[BEGIN INFORMATION GIVEN]

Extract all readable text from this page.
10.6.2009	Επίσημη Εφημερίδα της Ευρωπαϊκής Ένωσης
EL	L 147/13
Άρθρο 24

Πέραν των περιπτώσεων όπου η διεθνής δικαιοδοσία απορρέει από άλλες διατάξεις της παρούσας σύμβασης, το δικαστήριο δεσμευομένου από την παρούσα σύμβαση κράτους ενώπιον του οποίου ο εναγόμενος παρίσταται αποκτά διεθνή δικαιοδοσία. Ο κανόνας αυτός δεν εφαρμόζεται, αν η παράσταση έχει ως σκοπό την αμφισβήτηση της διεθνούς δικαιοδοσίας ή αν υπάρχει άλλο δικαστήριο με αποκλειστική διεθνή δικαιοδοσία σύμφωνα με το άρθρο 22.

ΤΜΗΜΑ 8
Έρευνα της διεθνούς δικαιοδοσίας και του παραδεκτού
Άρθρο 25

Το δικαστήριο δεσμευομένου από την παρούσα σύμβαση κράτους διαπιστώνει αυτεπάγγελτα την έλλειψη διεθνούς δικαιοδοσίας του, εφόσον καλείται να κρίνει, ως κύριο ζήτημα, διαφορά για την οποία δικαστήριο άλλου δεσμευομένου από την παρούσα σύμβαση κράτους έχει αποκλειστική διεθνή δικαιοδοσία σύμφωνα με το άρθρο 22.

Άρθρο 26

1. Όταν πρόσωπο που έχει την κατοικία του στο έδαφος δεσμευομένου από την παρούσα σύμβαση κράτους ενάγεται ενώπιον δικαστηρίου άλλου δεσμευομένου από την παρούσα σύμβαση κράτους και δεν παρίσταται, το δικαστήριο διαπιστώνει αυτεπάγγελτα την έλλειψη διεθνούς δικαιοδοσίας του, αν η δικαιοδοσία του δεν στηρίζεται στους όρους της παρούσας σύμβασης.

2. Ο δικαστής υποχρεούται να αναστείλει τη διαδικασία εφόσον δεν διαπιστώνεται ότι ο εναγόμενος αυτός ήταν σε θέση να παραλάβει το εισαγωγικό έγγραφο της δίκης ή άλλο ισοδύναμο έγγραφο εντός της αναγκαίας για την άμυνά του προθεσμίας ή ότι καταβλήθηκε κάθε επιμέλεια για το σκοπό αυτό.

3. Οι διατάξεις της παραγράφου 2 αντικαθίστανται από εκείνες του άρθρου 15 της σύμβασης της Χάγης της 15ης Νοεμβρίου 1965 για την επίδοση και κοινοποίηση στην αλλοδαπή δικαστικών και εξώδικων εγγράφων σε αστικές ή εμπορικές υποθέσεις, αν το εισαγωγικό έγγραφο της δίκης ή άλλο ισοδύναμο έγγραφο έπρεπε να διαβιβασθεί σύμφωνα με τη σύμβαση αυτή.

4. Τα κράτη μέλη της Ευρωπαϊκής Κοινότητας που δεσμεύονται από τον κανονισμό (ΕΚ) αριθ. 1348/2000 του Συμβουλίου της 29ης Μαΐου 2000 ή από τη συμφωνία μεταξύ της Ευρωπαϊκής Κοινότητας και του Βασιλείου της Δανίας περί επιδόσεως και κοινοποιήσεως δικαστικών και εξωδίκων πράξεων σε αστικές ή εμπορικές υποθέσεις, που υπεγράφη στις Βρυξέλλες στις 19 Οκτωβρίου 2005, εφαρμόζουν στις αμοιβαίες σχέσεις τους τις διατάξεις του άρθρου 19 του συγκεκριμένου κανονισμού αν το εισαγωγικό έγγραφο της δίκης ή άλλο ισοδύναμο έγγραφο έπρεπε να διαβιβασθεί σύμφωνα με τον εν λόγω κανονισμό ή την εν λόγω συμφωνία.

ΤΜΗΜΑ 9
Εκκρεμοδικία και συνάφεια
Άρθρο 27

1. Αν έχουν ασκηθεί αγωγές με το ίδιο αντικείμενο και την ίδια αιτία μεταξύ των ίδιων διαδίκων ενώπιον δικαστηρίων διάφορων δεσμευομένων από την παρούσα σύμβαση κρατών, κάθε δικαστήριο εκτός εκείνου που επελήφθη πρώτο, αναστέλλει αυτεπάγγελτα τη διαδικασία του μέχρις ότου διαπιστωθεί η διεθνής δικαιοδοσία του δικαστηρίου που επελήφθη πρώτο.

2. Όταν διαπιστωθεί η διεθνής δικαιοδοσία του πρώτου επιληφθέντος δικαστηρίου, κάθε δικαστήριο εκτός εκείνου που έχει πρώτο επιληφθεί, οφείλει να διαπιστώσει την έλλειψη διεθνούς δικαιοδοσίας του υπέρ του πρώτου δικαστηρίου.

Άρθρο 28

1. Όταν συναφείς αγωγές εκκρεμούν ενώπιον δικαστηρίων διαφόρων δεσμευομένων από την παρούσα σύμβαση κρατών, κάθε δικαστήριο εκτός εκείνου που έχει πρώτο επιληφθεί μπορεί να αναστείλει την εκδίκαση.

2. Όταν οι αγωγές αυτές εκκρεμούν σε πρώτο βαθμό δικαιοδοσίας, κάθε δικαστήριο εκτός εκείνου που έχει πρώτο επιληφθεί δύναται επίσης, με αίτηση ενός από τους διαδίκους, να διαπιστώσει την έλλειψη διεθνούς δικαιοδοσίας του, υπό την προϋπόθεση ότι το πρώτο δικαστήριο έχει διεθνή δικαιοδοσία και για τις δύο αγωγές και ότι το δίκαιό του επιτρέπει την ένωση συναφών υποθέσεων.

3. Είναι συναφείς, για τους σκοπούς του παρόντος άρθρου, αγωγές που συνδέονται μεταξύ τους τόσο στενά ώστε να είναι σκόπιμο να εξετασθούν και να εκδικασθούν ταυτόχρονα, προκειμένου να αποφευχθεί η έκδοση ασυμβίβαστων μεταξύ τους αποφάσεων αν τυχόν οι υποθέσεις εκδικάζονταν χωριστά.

[END INFORMATION GIVEN]

§ DESCRIPTION OF THE TASK: Output the complete data exactly as written.

§ SOLUTION FOR THIS EXERCISE:
Extract all readable text from this page.
10.6.2009	Επίσημη Εφημερίδα της Ευρωπαϊκής Ένωσης
EL	L 147/13
Άρθρο 24

Πέραν των περιπτώσεων όπου η διεθνής δικαιοδοσία απορρέει από άλλες διατάξεις της παρούσας σύμβασης, το δικαστήριο δεσμευομένου από την παρούσα σύμβαση κράτους ενώπιον του οποίου ο εναγόμενος παρίσταται αποκτά διεθνή δικαιοδοσία. Ο κανόνας αυτός δεν εφαρμόζεται, αν η παράσταση έχει ως σκοπό την αμφισβήτηση της διεθνούς δικαιοδοσίας ή αν υπάρχει άλλο δικαστήριο με αποκλειστική διεθνή δικαιοδοσία σύμφωνα με το άρθρο 22.

ΤΜΗΜΑ 8
Έρευνα της διεθνούς δικαιοδοσίας και του παραδεκτού
Άρθρο 25

Το δικαστήριο δεσμευομένου από την παρούσα σύμβαση κράτους διαπιστώνει αυτεπάγγελτα την έλλειψη διεθνούς δικαιοδοσίας του, εφόσον καλείται να κρίνει, ως κύριο ζήτημα, διαφορά για την οποία δικαστήριο άλλου δεσμευομένου από την παρούσα σύμβαση κράτους έχει αποκλειστική διεθνή δικαιοδοσία σύμφωνα με το άρθρο 22.

Άρθρο 26

1. Όταν πρόσωπο που έχει την κατοικία του στο έδαφος δεσμευομένου από την παρούσα σύμβαση κράτους ενάγεται ενώπιον δικαστηρίου άλλου δεσμευομένου από την παρούσα σύμβαση κράτους και δεν παρίσταται, το δικαστήριο διαπιστώνει αυτεπάγγελτα την έλλειψη διεθνούς δικαιοδοσίας του, αν η δικαιοδοσία του δεν στηρίζεται στους όρους της παρούσας σύμβασης.

2. Ο δικαστής υποχρεούται να αναστείλει τη διαδικασία εφόσον δεν διαπιστώνεται ότι ο εναγόμενος αυτός ήταν σε θέση να παραλάβει το εισαγωγικό έγγραφο της δίκης ή άλλο ισοδύναμο έγγραφο εντός της αναγκαίας για την άμυνά του προθεσμίας ή ότι καταβλήθηκε κάθε επιμέλεια για το σκοπό αυτό.

3. Οι διατάξεις της παραγράφου 2 αντικαθίστανται από εκείνες του άρθρου 15 της σύμβασης της Χάγης της 15ης Νοεμβρίου 1965 για την επίδοση και κοινοποίηση στην αλλοδαπή δικαστικών και εξώδικων εγγράφων σε αστικές ή εμπορικές υποθέσεις, αν το εισαγωγικό έγγραφο της δίκης ή άλλο ισοδύναμο έγγραφο έπρεπε να διαβιβασθεί σύμφωνα με τη σύμβαση αυτή.

4. Τα κράτη μέλη της Ευρωπαϊκής Κοινότητας που δεσμεύονται από τον κανονισμό (ΕΚ) αριθ. 1348/2000 του Συμβουλίου της 29ης Μαΐου 2000 ή από τη συμφωνία μεταξύ της Ευρωπαϊκής Κοινότητας και του Βασιλείου της Δανίας περί επιδόσεως και κοινοποιήσεως δικαστικών και εξωδίκων πράξεων σε αστικές ή εμπορικές υποθέσεις, που υπεγράφη στις Βρυξέλλες στις 19 Οκτωβρίου 2005, εφαρμόζουν στις αμοιβαίες σχέσεις τους τις διατάξεις του άρθρου 19 του συγκεκριμένου κανονισμού αν το εισαγωγικό έγγραφο της δίκης ή άλλο ισοδύναμο έγγραφο έπρεπε να διαβιβασθεί σύμφωνα με τον εν λόγω κανονισμό ή την εν λόγω συμφωνία.

ΤΜΗΜΑ 9
Εκκρεμοδικία και συνάφεια
Άρθρο 27

1. Αν έχουν ασκηθεί αγωγές με το ίδιο αντικείμενο και την ίδια αιτία μεταξύ των ίδιων διαδίκων ενώπιον δικαστηρίων διάφορων δεσμευομένων από την παρούσα σύμβαση κρατών, κάθε δικαστήριο εκτός εκείνου που επελήφθη πρώτο, αναστέλλει αυτεπάγγελτα τη διαδικασία του μέχρις ότου διαπιστωθεί η διεθνής δικαιοδοσία του δικαστηρίου που επελήφθη πρώτο.

2. Όταν διαπιστωθεί η διεθνής δικαιοδοσία του πρώτου επιληφθέντος δικαστηρίου, κάθε δικαστήριο εκτός εκείνου που έχει πρώτο επιληφθεί, οφείλει να διαπιστώσει την έλλειψη διεθνούς δικαιοδοσίας του υπέρ του πρώτου δικαστηρίου.

Άρθρο 28

1. Όταν συναφείς αγωγές εκκρεμούν ενώπιον δικαστηρίων διαφόρων δεσμευομένων από την παρούσα σύμβαση κρατών, κάθε δικαστήριο εκτός εκείνου που έχει πρώτο επιληφθεί μπορεί να αναστείλει την εκδίκαση.

2. Όταν οι αγωγές αυτές εκκρεμούν σε πρώτο βαθμό δικαιοδοσίας, κάθε δικαστήριο εκτός εκείνου που έχει πρώτο επιληφθεί δύναται επίσης, με αίτηση ενός από τους διαδίκους, να διαπιστώσει την έλλειψη διεθνούς δικαιοδοσίας του, υπό την προϋπόθεση ότι το πρώτο δικαστήριο έχει διεθνή δικαιοδοσία και για τις δύο αγωγές και ότι το δίκαιό του επιτρέπει την ένωση συναφών υποθέσεων.

3. Είναι συναφείς, για τους σκοπούς του παρόντος άρθρου, αγωγές που συνδέονται μεταξύ τους τόσο στενά ώστε να είναι σκόπιμο να εξετασθούν και να εκδικασθούν ταυτόχρονα, προκειμένου να αποφευχθεί η έκδοση ασυμβίβαστων μεταξύ τους αποφάσεων αν τυχόν οι υποθέσεις εκδικάζονταν χωριστά.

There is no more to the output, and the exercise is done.